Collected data
· · ·

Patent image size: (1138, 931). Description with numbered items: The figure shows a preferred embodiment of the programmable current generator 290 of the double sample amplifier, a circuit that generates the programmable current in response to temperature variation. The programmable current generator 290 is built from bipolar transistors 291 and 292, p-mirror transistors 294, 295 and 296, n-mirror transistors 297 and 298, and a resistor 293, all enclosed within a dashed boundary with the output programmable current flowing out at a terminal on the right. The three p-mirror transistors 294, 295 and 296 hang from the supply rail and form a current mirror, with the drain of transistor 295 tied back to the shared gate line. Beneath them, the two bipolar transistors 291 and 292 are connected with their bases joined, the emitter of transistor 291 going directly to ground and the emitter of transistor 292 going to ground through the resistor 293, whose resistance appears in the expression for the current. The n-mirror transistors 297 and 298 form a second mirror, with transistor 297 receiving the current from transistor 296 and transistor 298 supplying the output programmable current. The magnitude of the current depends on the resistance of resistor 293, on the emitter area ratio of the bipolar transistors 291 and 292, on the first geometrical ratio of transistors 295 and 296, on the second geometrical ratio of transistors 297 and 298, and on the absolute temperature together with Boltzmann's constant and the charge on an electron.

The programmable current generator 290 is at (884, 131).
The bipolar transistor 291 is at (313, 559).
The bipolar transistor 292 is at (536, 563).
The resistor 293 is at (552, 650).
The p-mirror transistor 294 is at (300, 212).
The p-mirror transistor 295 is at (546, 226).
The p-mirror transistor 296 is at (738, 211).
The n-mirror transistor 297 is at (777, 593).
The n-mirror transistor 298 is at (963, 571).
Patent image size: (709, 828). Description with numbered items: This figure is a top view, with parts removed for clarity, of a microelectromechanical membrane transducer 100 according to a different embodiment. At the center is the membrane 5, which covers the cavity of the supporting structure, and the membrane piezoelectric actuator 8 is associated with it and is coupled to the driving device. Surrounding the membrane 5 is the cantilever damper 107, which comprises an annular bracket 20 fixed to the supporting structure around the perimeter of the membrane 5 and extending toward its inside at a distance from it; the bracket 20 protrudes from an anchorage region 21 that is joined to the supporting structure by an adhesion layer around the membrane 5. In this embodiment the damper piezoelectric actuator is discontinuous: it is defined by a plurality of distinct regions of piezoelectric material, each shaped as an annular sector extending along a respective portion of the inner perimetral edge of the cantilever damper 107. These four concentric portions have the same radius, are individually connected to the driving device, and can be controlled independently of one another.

· · ·

Task statement
Convert all of the rows above into a JSON list of strings, with one string for each line and blank lines omitted.

Output below
[
  "Patent image size: (1138, 931). Description with numbered items: The figure shows a preferred embodiment of the programmable current generator 290 of the double sample amplifier, a circuit that generates the programmable current in response to temperature variation. The programmable current generator 290 is built from bipolar transistors 291 and 292, p-mirror transistors 294, 295 and 296, n-mirror transistors 297 and 298, and a resistor 293, all enclosed within a dashed boundary with the output programmable current flowing out at a terminal on the right. The three p-mirror transistors 294, 295 and 296 hang from the supply rail and form a current mirror, with the drain of transistor 295 tied back to the shared gate line. Beneath them, the two bipolar transistors 291 and 292 are connected with their bases joined, the emitter of transistor 291 going directly to ground and the emitter of transistor 292 going to ground through the resistor 293, whose resistance appears in the expression for the current. The n-mirror transistors 297 and 298 form a second mirror, with transistor 297 receiving the current from transistor 296 and transistor 298 supplying the output programmable current. The magnitude of the current depends on the resistance of resistor 293, on the emitter area ratio of the bipolar transistors 291 and 292, on the first geometrical ratio of transistors 295 and 296, on the second geometrical ratio of transistors 297 and 298, and on the absolute temperature together with Boltzmann's constant and the charge on an electron.",
  "The programmable current generator 290 is at (884, 131).",
  "The bipolar transistor 291 is at (313, 559).",
  "The bipolar transistor 292 is at (536, 563).",
  "The resistor 293 is at (552, 650).",
  "The p-mirror transistor 294 is at (300, 212).",
  "The p-mirror transistor 295 is at (546, 226).",
  "The p-mirror transistor 296 is at (738, 211).",
  "The n-mirror transistor 297 is at (777, 593).",
  "The n-mirror transistor 298 is at (963, 571).",
  "Patent image size: (709, 828). Description with numbered items: This figure is a top view, with parts removed for clarity, of a microelectromechanical membrane transducer 100 according to a different embodiment. At the center is the membrane 5, which covers the cavity of the supporting structure, and the membrane piezoelectric actuator 8 is associated with it and is coupled to the driving device. Surrounding the membrane 5 is the cantilever damper 107, which comprises an annular bracket 20 fixed to the supporting structure around the perimeter of the membrane 5 and extending toward its inside at a distance from it; the bracket 20 protrudes from an anchorage region 21 that is joined to the supporting structure by an adhesion layer around the membrane 5. In this embodiment the damper piezoelectric actuator is discontinuous: it is defined by a plurality of distinct regions of piezoelectric material, each shaped as an annular sector extending along a respective portion of the inner perimetral edge of the cantilever damper 107. These four concentric portions have the same radius, are individually connected to the driving device, and can be controlled independently of one another."
]